Problem statement.
Render the lines of the source data starting at the line containing "data-label: 413 — [66, 253, 89, 267]" and ending at the line containing "data-label: 338 — [409, 313, 432, 327]" as a JSON list of strings, one string per line, with blank lines omitted.

Source data.

•••••

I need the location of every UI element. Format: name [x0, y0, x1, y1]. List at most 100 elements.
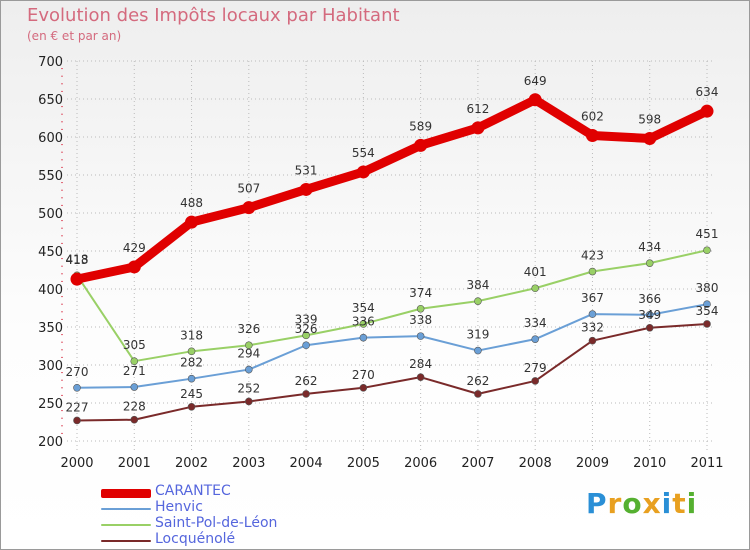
data-label: 413 — [66, 253, 89, 267]
legend-swatch — [101, 540, 151, 542]
x-tick-label: 2010 — [633, 456, 666, 471]
data-label: 326 — [295, 322, 318, 336]
data-label: 380 — [696, 281, 719, 295]
data-label: 554 — [352, 146, 375, 160]
data-point — [645, 323, 654, 332]
data-label: 338 — [409, 313, 432, 327]
data-label: 423 — [581, 249, 604, 263]
y-tick-label: 400 — [38, 283, 63, 298]
data-point — [645, 259, 654, 267]
data-label: 228 — [123, 400, 146, 414]
data-point — [531, 377, 539, 385]
data-point — [528, 93, 542, 107]
x-tick-label: 2003 — [232, 456, 265, 471]
x-tick-label: 2008 — [519, 456, 552, 471]
data-label: 227 — [66, 400, 89, 414]
logo-letter: i — [686, 487, 698, 520]
legend-label: Henvic — [155, 499, 203, 515]
data-point — [416, 373, 425, 381]
legend-label: CARANTEC — [155, 483, 231, 499]
data-point — [245, 397, 253, 406]
data-label: 270 — [352, 368, 375, 382]
data-point — [474, 346, 482, 355]
data-label: 318 — [180, 328, 203, 342]
data-point — [703, 320, 711, 328]
data-point — [302, 341, 310, 350]
data-point — [531, 284, 539, 293]
legend-swatch — [101, 508, 151, 510]
data-label: 271 — [123, 364, 146, 378]
data-label: 434 — [638, 240, 661, 254]
data-point — [242, 201, 256, 215]
data-point — [245, 365, 253, 374]
data-point — [474, 297, 482, 305]
data-label: 339 — [295, 312, 318, 326]
proxiti-logo: Proxiti — [586, 487, 697, 520]
series-line-0 — [72, 95, 712, 284]
data-label: 279 — [524, 361, 547, 375]
data-label: 367 — [581, 291, 604, 305]
data-point — [471, 121, 485, 135]
data-point — [643, 132, 657, 146]
data-point — [130, 415, 139, 424]
data-point — [356, 165, 370, 179]
data-label: 332 — [581, 321, 604, 335]
y-tick-label: 500 — [38, 207, 63, 222]
series-line-1 — [76, 303, 708, 389]
data-label: 634 — [696, 85, 719, 99]
x-tick-label: 2006 — [404, 456, 437, 471]
legend-label: Locquénolé — [155, 531, 236, 547]
data-point — [130, 357, 139, 366]
data-point — [187, 347, 196, 356]
data-label: 612 — [466, 102, 489, 116]
data-point — [414, 138, 428, 152]
data-point — [700, 104, 714, 118]
data-point — [127, 260, 141, 274]
data-point — [302, 331, 310, 340]
logo-letter: x — [642, 487, 662, 520]
data-point — [645, 311, 654, 319]
data-label: 319 — [466, 328, 489, 342]
x-tick-label: 2001 — [118, 456, 151, 471]
data-label: 354 — [352, 301, 375, 315]
series-line-3 — [76, 322, 708, 422]
x-tick-label: 2007 — [461, 456, 494, 471]
data-label: 401 — [524, 265, 547, 279]
data-label: 284 — [409, 357, 432, 371]
x-tick-label: 2011 — [690, 456, 723, 471]
y-tick-label: 650 — [38, 93, 63, 108]
logo-letter: t — [672, 487, 687, 520]
y-tick-label: 700 — [38, 55, 63, 70]
data-point — [588, 310, 597, 318]
data-label: 262 — [466, 374, 489, 388]
y-tick-label: 450 — [38, 245, 63, 260]
data-point — [531, 335, 539, 343]
y-tick-label: 300 — [38, 359, 63, 374]
chart-title: Evolution des Impôts locaux par Habitant — [27, 5, 400, 26]
data-point — [187, 374, 196, 383]
data-point — [73, 383, 81, 392]
chart-subtitle: (en € et par an) — [27, 29, 122, 43]
data-label: 349 — [638, 308, 661, 322]
data-point — [302, 390, 310, 398]
data-point — [474, 390, 482, 398]
x-tick-label: 2009 — [576, 456, 609, 471]
data-label: 282 — [180, 356, 203, 370]
x-tick-label: 2005 — [347, 456, 380, 471]
data-label: 262 — [295, 374, 318, 388]
data-label: 354 — [696, 304, 719, 318]
data-label: 649 — [524, 74, 547, 88]
legend-swatch — [101, 524, 151, 526]
data-label: 366 — [638, 292, 661, 306]
series-line-2 — [76, 249, 708, 363]
logo-letter: P — [586, 487, 608, 520]
data-label: 245 — [180, 387, 203, 401]
legend-swatch — [101, 488, 151, 498]
data-label: 334 — [524, 316, 547, 330]
data-point — [588, 267, 597, 276]
data-point — [70, 272, 84, 286]
data-point — [416, 332, 425, 340]
data-point — [245, 341, 253, 350]
x-tick-label: 2002 — [175, 456, 208, 471]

•••••

Output for this task.
[
  "data-label: 413 — [66, 253, 89, 267]",
  "legend-swatch — [101, 540, 151, 542]",
  "x-tick-label: 2010 — [633, 456, 666, 471]",
  "data-label: 326 — [295, 322, 318, 336]",
  "data-label: 380 — [696, 281, 719, 295]",
  "data-label: 554 — [352, 146, 375, 160]",
  "data-point — [645, 323, 654, 332]",
  "data-label: 338 — [409, 313, 432, 327]"
]